WHAT YOU SHOULD DO:
Restate each entry word for word, leaving nothing out.

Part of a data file
==========
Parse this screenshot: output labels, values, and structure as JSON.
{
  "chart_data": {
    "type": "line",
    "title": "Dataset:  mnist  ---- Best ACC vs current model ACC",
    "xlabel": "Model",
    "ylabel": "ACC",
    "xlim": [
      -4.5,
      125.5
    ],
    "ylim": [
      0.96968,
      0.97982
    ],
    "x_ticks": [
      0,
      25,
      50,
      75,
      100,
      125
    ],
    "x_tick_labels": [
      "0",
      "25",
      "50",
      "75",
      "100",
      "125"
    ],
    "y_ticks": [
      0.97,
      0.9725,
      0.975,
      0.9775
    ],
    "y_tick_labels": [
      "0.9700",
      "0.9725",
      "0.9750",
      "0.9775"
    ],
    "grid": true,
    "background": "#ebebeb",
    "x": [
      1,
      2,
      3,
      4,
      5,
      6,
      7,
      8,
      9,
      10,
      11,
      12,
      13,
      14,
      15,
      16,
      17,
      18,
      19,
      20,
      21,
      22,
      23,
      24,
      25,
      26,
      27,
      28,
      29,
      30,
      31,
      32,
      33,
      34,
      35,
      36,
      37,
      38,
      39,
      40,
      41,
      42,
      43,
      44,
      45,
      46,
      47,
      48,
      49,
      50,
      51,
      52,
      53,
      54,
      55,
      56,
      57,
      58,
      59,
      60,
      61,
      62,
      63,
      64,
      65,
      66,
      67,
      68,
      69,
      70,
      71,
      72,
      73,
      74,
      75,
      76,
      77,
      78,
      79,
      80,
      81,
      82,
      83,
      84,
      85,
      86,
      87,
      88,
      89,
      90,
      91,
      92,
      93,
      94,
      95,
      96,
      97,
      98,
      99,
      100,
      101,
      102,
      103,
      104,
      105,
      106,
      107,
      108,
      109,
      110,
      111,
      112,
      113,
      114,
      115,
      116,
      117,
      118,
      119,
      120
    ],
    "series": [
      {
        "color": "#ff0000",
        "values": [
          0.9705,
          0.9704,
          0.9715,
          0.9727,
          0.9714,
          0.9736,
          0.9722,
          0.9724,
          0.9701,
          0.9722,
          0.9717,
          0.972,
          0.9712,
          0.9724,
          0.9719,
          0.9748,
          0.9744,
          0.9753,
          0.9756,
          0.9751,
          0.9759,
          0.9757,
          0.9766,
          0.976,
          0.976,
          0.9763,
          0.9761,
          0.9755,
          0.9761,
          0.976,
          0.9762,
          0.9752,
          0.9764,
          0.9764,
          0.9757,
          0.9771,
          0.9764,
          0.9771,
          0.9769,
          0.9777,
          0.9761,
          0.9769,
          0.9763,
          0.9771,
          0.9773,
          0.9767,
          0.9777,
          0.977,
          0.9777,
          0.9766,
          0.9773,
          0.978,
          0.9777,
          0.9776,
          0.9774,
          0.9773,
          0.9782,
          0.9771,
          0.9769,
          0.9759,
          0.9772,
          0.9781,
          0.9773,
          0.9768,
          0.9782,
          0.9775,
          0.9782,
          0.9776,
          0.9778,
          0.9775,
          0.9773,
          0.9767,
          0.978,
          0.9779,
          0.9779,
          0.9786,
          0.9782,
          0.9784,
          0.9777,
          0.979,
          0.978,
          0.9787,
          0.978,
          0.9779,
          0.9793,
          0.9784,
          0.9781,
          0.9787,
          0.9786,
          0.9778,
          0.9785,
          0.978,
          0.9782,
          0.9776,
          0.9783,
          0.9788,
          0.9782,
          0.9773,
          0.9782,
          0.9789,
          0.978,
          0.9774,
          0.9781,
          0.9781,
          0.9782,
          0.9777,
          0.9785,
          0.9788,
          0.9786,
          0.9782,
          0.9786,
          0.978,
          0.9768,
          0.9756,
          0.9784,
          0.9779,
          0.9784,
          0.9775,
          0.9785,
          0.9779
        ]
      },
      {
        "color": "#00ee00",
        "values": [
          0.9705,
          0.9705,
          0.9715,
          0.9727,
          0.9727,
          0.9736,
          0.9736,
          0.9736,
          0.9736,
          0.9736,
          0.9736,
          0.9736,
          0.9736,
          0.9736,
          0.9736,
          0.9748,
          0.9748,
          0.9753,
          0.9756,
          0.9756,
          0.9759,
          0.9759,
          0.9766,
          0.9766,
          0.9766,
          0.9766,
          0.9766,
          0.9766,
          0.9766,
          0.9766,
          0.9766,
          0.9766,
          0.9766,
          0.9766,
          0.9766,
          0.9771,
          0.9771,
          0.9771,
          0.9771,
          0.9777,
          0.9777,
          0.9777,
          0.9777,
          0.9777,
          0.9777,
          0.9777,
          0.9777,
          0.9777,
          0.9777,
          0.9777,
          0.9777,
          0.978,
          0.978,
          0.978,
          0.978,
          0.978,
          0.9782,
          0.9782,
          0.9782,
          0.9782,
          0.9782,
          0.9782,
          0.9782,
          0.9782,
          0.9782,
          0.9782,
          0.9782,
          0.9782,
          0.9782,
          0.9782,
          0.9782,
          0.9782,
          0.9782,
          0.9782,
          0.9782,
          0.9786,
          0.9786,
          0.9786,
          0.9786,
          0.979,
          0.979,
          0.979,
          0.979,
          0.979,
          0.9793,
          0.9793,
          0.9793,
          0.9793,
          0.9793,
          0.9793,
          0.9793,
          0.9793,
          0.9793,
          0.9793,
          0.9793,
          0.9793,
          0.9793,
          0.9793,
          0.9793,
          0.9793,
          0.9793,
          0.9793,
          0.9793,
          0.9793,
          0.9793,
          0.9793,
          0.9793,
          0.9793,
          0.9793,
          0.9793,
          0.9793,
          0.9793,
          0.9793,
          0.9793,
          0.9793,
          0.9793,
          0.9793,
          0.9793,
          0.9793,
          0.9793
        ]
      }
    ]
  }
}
==========
RESPONSE FOR THIS EXERCISE:
Parse this screenshot: output labels, values, and structure as JSON.
{
  "chart_data": {
    "type": "line",
    "title": "Dataset:  mnist  ---- Best ACC vs current model ACC",
    "xlabel": "Model",
    "ylabel": "ACC",
    "xlim": [
      -4.5,
      125.5
    ],
    "ylim": [
      0.96968,
      0.97982
    ],
    "x_ticks": [
      0,
      25,
      50,
      75,
      100,
      125
    ],
    "x_tick_labels": [
      "0",
      "25",
      "50",
      "75",
      "100",
      "125"
    ],
    "y_ticks": [
      0.97,
      0.9725,
      0.975,
      0.9775
    ],
    "y_tick_labels": [
      "0.9700",
      "0.9725",
      "0.9750",
      "0.9775"
    ],
    "grid": true,
    "background": "#ebebeb",
    "x": [
      1,
      2,
      3,
      4,
      5,
      6,
      7,
      8,
      9,
      10,
      11,
      12,
      13,
      14,
      15,
      16,
      17,
      18,
      19,
      20,
      21,
      22,
      23,
      24,
      25,
      26,
      27,
      28,
      29,
      30,
      31,
      32,
      33,
      34,
      35,
      36,
      37,
      38,
      39,
      40,
      41,
      42,
      43,
      44,
      45,
      46,
      47,
      48,
      49,
      50,
      51,
      52,
      53,
      54,
      55,
      56,
      57,
      58,
      59,
      60,
      61,
      62,
      63,
      64,
      65,
      66,
      67,
      68,
      69,
      70,
      71,
      72,
      73,
      74,
      75,
      76,
      77,
      78,
      79,
      80,
      81,
      82,
      83,
      84,
      85,
      86,
      87,
      88,
      89,
      90,
      91,
      92,
      93,
      94,
      95,
      96,
      97,
      98,
      99,
      100,
      101,
      102,
      103,
      104,
      105,
      106,
      107,
      108,
      109,
      110,
      111,
      112,
      113,
      114,
      115,
      116,
      117,
      118,
      119,
      120
    ],
    "series": [
      {
        "color": "#ff0000",
        "values": [
          0.9705,
          0.9704,
          0.9715,
          0.9727,
          0.9714,
          0.9736,
          0.9722,
          0.9724,
          0.9701,
          0.9722,
          0.9717,
          0.972,
          0.9712,
          0.9724,
          0.9719,
          0.9748,
          0.9744,
          0.9753,
          0.9756,
          0.9751,
          0.9759,
          0.9757,
          0.9766,
          0.976,
          0.976,
          0.9763,
          0.9761,
          0.9755,
          0.9761,
          0.976,
          0.9762,
          0.9752,
          0.9764,
          0.9764,
          0.9757,
          0.9771,
          0.9764,
          0.9771,
          0.9769,
          0.9777,
          0.9761,
          0.9769,
          0.9763,
          0.9771,
          0.9773,
          0.9767,
          0.9777,
          0.977,
          0.9777,
          0.9766,
          0.9773,
          0.978,
          0.9777,
          0.9776,
          0.9774,
          0.9773,
          0.9782,
          0.9771,
          0.9769,
          0.9759,
          0.9772,
          0.9781,
          0.9773,
          0.9768,
          0.9782,
          0.9775,
          0.9782,
          0.9776,
          0.9778,
          0.9775,
          0.9773,
          0.9767,
          0.978,
          0.9779,
          0.9779,
          0.9786,
          0.9782,
          0.9784,
          0.9777,
          0.979,
          0.978,
          0.9787,
          0.978,
          0.9779,
          0.9793,
          0.9784,
          0.9781,
          0.9787,
          0.9786,
          0.9778,
          0.9785,
          0.978,
          0.9782,
          0.9776,
          0.9783,
          0.9788,
          0.9782,
          0.9773,
          0.9782,
          0.9789,
          0.978,
          0.9774,
          0.9781,
          0.9781,
          0.9782,
          0.9777,
          0.9785,
          0.9788,
          0.9786,
          0.9782,
          0.9786,
          0.978,
          0.9768,
          0.9756,
          0.9784,
          0.9779,
          0.9784,
          0.9775,
          0.9785,
          0.9779
        ]
      },
      {
        "color": "#00ee00",
        "values": [
          0.9705,
          0.9705,
          0.9715,
          0.9727,
          0.9727,
          0.9736,
          0.9736,
          0.9736,
          0.9736,
          0.9736,
          0.9736,
          0.9736,
          0.9736,
          0.9736,
          0.9736,
          0.9748,
          0.9748,
          0.9753,
          0.9756,
          0.9756,
          0.9759,
          0.9759,
          0.9766,
          0.9766,
          0.9766,
          0.9766,
          0.9766,
          0.9766,
          0.9766,
          0.9766,
          0.9766,
          0.9766,
          0.9766,
          0.9766,
          0.9766,
          0.9771,
          0.9771,
          0.9771,
          0.9771,
          0.9777,
          0.9777,
          0.9777,
          0.9777,
          0.9777,
          0.9777,
          0.9777,
          0.9777,
          0.9777,
          0.9777,
          0.9777,
          0.9777,
          0.978,
          0.978,
          0.978,
          0.978,
          0.978,
          0.9782,
          0.9782,
          0.9782,
          0.9782,
          0.9782,
          0.9782,
          0.9782,
          0.9782,
          0.9782,
          0.9782,
          0.9782,
          0.9782,
          0.9782,
          0.9782,
          0.9782,
          0.9782,
          0.9782,
          0.9782,
          0.9782,
          0.9786,
          0.9786,
          0.9786,
          0.9786,
          0.979,
          0.979,
          0.979,
          0.979,
          0.979,
          0.9793,
          0.9793,
          0.9793,
          0.9793,
          0.9793,
          0.9793,
          0.9793,
          0.9793,
          0.9793,
          0.9793,
          0.9793,
          0.9793,
          0.9793,
          0.9793,
          0.9793,
          0.9793,
          0.9793,
          0.9793,
          0.9793,
          0.9793,
          0.9793,
          0.9793,
          0.9793,
          0.9793,
          0.9793,
          0.9793,
          0.9793,
          0.9793,
          0.9793,
          0.9793,
          0.9793,
          0.9793,
          0.9793,
          0.9793,
          0.9793,
          0.9793
        ]
      }
    ]
  }
}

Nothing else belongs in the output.